What is required: Only a number is expected: how many lines in the data below contain the word "title".

(Stored records)
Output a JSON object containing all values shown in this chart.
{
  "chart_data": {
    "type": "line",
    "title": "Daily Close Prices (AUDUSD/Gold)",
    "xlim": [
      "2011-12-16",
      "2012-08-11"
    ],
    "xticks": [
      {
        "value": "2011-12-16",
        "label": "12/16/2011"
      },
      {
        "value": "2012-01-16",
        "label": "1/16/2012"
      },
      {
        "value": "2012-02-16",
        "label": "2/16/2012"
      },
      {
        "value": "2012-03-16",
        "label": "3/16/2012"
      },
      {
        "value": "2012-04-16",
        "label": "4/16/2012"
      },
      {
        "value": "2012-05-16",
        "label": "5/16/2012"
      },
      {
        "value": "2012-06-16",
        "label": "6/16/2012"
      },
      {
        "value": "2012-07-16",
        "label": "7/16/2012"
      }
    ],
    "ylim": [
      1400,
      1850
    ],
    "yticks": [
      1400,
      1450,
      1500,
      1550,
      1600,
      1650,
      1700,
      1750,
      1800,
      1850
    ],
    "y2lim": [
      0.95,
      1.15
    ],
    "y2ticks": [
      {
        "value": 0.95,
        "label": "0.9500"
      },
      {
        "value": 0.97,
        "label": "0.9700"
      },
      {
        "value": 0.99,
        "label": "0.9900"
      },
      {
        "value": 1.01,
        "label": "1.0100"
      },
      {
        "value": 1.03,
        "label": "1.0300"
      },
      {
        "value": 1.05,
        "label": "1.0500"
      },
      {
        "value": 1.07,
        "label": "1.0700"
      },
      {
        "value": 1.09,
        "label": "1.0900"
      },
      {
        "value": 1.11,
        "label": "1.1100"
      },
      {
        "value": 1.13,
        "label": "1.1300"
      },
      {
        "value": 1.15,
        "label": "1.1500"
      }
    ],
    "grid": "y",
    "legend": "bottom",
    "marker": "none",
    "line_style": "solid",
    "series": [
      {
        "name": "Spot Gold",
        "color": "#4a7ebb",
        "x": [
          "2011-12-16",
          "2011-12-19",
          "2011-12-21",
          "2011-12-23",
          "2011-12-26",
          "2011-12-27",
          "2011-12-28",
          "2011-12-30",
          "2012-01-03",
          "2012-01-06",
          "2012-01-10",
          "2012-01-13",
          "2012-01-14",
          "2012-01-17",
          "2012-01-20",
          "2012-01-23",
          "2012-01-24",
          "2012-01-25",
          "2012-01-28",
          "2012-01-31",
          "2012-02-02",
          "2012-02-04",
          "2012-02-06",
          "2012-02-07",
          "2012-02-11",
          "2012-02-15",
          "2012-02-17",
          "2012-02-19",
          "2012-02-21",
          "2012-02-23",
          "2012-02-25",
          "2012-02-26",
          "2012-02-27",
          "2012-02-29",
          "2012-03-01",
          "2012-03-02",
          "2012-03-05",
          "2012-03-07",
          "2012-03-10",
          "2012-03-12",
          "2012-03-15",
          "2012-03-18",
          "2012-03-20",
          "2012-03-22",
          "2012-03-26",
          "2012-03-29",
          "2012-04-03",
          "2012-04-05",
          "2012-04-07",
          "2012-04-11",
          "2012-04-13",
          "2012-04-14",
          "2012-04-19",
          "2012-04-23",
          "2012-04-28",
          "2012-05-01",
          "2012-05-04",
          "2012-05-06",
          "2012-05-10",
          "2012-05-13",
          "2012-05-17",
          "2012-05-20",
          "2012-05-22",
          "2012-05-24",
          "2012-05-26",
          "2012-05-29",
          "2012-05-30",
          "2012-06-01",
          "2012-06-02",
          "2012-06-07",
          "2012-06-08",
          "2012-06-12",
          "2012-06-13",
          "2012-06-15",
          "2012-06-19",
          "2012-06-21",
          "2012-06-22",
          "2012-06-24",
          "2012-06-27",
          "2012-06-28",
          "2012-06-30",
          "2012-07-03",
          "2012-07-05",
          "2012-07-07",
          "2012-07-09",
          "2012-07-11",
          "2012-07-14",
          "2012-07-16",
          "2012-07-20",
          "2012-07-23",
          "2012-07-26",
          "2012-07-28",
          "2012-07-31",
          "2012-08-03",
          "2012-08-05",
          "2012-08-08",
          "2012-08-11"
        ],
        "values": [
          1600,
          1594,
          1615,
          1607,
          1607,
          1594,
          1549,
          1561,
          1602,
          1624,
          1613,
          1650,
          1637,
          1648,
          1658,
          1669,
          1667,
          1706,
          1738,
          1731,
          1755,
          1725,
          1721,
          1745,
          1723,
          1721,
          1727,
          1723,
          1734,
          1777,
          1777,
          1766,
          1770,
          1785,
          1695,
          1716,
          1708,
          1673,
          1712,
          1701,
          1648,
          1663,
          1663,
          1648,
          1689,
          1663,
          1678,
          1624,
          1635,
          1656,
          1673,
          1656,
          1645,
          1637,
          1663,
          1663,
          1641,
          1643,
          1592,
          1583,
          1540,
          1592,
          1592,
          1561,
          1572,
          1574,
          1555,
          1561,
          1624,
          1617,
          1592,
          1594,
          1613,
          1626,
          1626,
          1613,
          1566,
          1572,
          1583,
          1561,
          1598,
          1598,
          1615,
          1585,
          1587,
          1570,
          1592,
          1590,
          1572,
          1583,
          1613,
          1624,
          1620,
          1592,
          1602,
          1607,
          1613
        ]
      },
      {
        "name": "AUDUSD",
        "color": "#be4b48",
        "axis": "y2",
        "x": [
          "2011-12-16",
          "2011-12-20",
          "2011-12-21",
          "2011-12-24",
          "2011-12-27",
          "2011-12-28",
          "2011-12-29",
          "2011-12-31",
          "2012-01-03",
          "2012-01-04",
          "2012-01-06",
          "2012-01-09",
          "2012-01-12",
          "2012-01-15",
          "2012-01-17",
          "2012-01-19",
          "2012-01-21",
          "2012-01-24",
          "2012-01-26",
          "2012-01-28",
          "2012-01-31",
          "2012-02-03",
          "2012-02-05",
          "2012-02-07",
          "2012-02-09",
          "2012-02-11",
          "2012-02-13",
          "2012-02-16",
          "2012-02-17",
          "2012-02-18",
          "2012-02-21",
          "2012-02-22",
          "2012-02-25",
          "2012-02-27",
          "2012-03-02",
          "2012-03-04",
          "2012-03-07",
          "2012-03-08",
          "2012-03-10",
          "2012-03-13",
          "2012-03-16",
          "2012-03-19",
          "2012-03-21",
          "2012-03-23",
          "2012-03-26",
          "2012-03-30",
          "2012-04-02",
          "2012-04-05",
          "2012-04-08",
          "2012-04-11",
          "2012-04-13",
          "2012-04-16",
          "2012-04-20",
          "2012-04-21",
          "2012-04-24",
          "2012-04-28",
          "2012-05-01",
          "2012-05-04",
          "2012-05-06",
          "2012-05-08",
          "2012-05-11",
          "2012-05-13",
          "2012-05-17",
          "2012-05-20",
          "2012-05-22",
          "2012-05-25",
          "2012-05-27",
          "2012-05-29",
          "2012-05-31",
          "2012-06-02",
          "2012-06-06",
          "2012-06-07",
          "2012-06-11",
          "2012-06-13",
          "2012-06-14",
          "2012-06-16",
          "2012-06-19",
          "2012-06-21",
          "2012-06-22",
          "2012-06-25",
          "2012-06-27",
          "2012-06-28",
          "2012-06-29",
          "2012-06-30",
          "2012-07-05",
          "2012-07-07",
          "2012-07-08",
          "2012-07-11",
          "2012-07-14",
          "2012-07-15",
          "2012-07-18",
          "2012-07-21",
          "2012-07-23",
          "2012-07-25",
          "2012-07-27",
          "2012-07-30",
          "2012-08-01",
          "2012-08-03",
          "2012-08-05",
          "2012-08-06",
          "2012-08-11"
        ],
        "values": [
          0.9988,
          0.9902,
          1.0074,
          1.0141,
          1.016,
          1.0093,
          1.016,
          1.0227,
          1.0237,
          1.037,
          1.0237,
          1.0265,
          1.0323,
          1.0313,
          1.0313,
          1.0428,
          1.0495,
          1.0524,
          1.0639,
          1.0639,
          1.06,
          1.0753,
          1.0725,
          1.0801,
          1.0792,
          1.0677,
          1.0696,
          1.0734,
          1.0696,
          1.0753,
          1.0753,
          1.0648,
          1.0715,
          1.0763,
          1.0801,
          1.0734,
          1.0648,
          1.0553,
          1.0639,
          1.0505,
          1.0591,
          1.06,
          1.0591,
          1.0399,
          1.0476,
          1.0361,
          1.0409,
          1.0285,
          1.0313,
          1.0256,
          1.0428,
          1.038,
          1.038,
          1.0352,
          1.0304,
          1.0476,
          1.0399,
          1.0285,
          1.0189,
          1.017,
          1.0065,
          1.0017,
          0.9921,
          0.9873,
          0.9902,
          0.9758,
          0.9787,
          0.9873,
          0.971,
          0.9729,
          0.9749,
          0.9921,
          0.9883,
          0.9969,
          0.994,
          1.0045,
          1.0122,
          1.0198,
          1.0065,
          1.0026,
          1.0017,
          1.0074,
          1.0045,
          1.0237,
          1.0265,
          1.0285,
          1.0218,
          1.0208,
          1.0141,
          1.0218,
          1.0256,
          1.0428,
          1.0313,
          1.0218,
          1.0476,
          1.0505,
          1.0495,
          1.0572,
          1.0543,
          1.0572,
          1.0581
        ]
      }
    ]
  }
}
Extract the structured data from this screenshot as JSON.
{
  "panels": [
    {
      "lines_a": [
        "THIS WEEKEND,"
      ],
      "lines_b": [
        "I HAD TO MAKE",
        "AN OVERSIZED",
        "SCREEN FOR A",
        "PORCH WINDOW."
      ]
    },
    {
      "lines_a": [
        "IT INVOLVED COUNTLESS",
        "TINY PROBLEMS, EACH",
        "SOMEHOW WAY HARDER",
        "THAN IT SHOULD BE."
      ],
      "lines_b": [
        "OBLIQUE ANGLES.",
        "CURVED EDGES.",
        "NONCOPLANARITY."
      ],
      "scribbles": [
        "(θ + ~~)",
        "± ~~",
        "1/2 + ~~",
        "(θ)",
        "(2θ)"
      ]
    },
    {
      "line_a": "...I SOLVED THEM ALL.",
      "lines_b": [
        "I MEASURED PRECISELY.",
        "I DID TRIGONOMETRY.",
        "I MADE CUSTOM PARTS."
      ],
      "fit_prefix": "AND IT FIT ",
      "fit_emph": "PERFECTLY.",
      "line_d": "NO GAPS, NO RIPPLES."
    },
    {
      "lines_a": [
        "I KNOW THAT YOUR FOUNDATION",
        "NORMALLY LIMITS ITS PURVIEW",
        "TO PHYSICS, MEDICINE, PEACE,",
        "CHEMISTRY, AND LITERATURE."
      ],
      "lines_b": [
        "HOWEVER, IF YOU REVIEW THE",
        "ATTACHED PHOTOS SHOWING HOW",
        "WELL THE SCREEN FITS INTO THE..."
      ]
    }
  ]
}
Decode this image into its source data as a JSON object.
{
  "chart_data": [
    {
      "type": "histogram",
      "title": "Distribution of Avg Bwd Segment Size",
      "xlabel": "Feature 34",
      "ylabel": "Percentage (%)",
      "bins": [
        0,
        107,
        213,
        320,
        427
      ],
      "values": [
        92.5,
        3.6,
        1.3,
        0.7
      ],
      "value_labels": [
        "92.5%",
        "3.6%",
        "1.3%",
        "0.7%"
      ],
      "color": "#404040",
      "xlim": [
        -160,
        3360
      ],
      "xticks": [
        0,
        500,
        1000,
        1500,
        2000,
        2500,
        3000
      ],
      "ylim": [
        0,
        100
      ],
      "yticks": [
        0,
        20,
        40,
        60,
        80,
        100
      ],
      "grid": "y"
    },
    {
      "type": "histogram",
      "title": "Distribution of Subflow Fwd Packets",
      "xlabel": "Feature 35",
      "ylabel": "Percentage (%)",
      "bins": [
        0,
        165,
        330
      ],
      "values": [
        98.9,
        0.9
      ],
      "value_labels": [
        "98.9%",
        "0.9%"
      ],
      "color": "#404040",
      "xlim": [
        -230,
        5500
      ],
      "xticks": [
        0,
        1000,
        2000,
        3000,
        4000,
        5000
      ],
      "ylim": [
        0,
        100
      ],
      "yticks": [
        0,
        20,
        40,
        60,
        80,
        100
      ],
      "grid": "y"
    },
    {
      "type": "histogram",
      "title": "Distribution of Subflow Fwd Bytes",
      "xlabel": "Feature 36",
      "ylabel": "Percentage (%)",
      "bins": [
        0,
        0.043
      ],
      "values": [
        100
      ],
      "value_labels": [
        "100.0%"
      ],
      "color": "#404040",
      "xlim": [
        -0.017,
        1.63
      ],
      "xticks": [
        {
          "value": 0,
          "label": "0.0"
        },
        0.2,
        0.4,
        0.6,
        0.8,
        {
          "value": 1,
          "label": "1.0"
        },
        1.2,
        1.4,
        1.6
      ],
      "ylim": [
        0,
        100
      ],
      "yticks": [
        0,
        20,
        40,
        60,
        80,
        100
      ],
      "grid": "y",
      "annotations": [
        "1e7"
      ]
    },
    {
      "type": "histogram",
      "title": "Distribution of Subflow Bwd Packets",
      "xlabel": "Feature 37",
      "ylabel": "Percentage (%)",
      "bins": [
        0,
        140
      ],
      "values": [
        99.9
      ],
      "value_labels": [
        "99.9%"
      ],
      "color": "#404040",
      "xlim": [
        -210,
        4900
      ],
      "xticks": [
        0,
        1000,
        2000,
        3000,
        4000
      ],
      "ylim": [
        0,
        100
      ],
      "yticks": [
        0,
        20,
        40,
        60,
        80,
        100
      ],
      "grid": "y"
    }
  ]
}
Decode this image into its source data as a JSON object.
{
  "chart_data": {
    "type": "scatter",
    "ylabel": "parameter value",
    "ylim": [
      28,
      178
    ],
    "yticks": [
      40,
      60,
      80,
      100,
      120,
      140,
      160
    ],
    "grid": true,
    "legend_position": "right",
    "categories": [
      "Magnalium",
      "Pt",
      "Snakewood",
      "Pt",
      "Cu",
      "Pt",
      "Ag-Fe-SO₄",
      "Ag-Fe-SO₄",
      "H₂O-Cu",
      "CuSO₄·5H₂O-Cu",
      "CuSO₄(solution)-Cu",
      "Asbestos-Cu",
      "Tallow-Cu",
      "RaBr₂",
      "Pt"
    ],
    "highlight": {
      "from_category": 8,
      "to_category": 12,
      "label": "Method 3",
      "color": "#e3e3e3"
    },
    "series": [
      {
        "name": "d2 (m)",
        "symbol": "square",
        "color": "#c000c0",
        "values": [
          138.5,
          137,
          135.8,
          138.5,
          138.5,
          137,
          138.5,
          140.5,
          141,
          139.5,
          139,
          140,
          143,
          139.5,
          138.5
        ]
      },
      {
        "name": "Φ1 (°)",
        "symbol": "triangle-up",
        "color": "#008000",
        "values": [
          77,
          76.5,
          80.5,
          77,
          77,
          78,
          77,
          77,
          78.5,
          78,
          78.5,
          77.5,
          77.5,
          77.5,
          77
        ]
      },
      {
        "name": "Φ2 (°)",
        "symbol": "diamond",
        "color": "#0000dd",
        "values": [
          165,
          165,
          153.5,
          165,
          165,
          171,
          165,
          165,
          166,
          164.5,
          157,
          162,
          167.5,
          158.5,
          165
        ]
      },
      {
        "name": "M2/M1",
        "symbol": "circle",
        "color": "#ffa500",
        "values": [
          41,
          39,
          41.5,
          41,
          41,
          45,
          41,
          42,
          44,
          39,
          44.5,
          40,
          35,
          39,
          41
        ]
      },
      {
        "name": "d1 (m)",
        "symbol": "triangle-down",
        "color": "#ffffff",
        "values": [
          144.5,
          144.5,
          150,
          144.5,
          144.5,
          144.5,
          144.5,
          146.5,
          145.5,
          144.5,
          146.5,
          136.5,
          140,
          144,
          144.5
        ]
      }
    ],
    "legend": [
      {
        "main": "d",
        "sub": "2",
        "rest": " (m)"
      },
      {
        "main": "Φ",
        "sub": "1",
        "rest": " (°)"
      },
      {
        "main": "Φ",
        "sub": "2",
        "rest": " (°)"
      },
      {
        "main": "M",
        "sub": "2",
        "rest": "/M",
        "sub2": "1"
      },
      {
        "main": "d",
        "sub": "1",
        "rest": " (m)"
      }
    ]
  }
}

Solution for this exercise: 5